Task directions: Return the records in full, exactly as given.

Data provided:
━━━━

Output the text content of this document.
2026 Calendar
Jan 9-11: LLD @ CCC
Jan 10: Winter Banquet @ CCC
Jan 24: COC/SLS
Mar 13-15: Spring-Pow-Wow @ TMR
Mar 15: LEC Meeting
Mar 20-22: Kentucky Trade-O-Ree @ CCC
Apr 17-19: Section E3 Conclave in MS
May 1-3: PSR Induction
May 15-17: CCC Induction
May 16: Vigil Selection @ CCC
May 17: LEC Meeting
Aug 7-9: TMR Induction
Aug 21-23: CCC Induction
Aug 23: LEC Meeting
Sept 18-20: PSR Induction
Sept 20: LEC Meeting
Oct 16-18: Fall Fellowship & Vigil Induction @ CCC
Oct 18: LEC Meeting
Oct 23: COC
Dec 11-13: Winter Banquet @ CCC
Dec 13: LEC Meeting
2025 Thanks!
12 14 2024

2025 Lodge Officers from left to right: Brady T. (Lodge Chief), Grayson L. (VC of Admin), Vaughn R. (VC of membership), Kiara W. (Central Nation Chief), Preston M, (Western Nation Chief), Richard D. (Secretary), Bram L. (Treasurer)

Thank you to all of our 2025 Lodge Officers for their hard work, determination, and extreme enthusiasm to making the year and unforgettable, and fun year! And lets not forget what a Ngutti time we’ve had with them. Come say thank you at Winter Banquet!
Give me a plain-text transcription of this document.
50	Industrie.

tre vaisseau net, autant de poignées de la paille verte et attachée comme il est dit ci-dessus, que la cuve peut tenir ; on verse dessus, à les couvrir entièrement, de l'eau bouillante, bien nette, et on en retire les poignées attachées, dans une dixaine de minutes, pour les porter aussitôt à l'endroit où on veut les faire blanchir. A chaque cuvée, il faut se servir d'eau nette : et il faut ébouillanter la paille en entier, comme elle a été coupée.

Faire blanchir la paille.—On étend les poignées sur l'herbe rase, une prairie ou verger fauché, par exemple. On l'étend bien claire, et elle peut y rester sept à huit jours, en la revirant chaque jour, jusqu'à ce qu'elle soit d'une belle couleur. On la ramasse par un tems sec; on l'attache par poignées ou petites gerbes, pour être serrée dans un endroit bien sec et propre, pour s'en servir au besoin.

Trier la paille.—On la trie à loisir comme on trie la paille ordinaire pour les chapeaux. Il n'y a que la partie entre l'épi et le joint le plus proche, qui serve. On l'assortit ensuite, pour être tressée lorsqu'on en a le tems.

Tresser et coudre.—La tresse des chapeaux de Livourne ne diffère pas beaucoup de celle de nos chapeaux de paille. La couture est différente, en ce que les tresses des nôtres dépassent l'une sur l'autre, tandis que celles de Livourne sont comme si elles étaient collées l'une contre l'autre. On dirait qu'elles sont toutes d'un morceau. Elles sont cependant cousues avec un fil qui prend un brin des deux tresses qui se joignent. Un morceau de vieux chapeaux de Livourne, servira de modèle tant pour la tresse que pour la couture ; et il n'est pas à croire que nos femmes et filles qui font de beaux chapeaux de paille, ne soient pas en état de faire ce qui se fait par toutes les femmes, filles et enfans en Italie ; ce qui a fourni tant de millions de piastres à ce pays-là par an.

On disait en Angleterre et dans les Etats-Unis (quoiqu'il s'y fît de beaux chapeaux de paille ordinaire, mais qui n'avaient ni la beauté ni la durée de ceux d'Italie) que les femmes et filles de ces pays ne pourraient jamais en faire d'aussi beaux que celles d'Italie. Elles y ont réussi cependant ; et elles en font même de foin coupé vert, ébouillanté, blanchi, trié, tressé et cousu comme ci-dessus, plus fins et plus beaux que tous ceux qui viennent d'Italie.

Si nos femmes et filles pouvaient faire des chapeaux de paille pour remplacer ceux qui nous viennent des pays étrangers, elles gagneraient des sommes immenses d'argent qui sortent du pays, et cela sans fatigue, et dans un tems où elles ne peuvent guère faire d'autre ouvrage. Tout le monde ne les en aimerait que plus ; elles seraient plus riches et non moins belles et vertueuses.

━━━━

Solution to this task:
Output the text content of this document.
2026 Calendar
Jan 9-11: LLD @ CCC
Jan 10: Winter Banquet @ CCC
Jan 24: COC/SLS
Mar 13-15: Spring-Pow-Wow @ TMR
Mar 15: LEC Meeting
Mar 20-22: Kentucky Trade-O-Ree @ CCC
Apr 17-19: Section E3 Conclave in MS
May 1-3: PSR Induction
May 15-17: CCC Induction
May 16: Vigil Selection @ CCC
May 17: LEC Meeting
Aug 7-9: TMR Induction
Aug 21-23: CCC Induction
Aug 23: LEC Meeting
Sept 18-20: PSR Induction
Sept 20: LEC Meeting
Oct 16-18: Fall Fellowship & Vigil Induction @ CCC
Oct 18: LEC Meeting
Oct 23: COC
Dec 11-13: Winter Banquet @ CCC
Dec 13: LEC Meeting
2025 Thanks!
12 14 2024

2025 Lodge Officers from left to right: Brady T. (Lodge Chief), Grayson L. (VC of Admin), Vaughn R. (VC of membership), Kiara W. (Central Nation Chief), Preston M, (Western Nation Chief), Richard D. (Secretary), Bram L. (Treasurer)

Thank you to all of our 2025 Lodge Officers for their hard work, determination, and extreme enthusiasm to making the year and unforgettable, and fun year! And lets not forget what a Ngutti time we’ve had with them. Come say thank you at Winter Banquet!
Give me a plain-text transcription of this document.
50	Industrie.

tre vaisseau net, autant de poignées de la paille verte et attachée comme il est dit ci-dessus, que la cuve peut tenir ; on verse dessus, à les couvrir entièrement, de l'eau bouillante, bien nette, et on en retire les poignées attachées, dans une dixaine de minutes, pour les porter aussitôt à l'endroit où on veut les faire blanchir. A chaque cuvée, il faut se servir d'eau nette : et il faut ébouillanter la paille en entier, comme elle a été coupée.

Faire blanchir la paille.—On étend les poignées sur l'herbe rase, une prairie ou verger fauché, par exemple. On l'étend bien claire, et elle peut y rester sept à huit jours, en la revirant chaque jour, jusqu'à ce qu'elle soit d'une belle couleur. On la ramasse par un tems sec; on l'attache par poignées ou petites gerbes, pour être serrée dans un endroit bien sec et propre, pour s'en servir au besoin.

Trier la paille.—On la trie à loisir comme on trie la paille ordinaire pour les chapeaux. Il n'y a que la partie entre l'épi et le joint le plus proche, qui serve. On l'assortit ensuite, pour être tressée lorsqu'on en a le tems.

Tresser et coudre.—La tresse des chapeaux de Livourne ne diffère pas beaucoup de celle de nos chapeaux de paille. La couture est différente, en ce que les tresses des nôtres dépassent l'une sur l'autre, tandis que celles de Livourne sont comme si elles étaient collées l'une contre l'autre. On dirait qu'elles sont toutes d'un morceau. Elles sont cependant cousues avec un fil qui prend un brin des deux tresses qui se joignent. Un morceau de vieux chapeaux de Livourne, servira de modèle tant pour la tresse que pour la couture ; et il n'est pas à croire que nos femmes et filles qui font de beaux chapeaux de paille, ne soient pas en état de faire ce qui se fait par toutes les femmes, filles et enfans en Italie ; ce qui a fourni tant de millions de piastres à ce pays-là par an.

On disait en Angleterre et dans les Etats-Unis (quoiqu'il s'y fît de beaux chapeaux de paille ordinaire, mais qui n'avaient ni la beauté ni la durée de ceux d'Italie) que les femmes et filles de ces pays ne pourraient jamais en faire d'aussi beaux que celles d'Italie. Elles y ont réussi cependant ; et elles en font même de foin coupé vert, ébouillanté, blanchi, trié, tressé et cousu comme ci-dessus, plus fins et plus beaux que tous ceux qui viennent d'Italie.

Si nos femmes et filles pouvaient faire des chapeaux de paille pour remplacer ceux qui nous viennent des pays étrangers, elles gagneraient des sommes immenses d'argent qui sortent du pays, et cela sans fatigue, et dans un tems où elles ne peuvent guère faire d'autre ouvrage. Tout le monde ne les en aimerait que plus ; elles seraient plus riches et non moins belles et vertueuses.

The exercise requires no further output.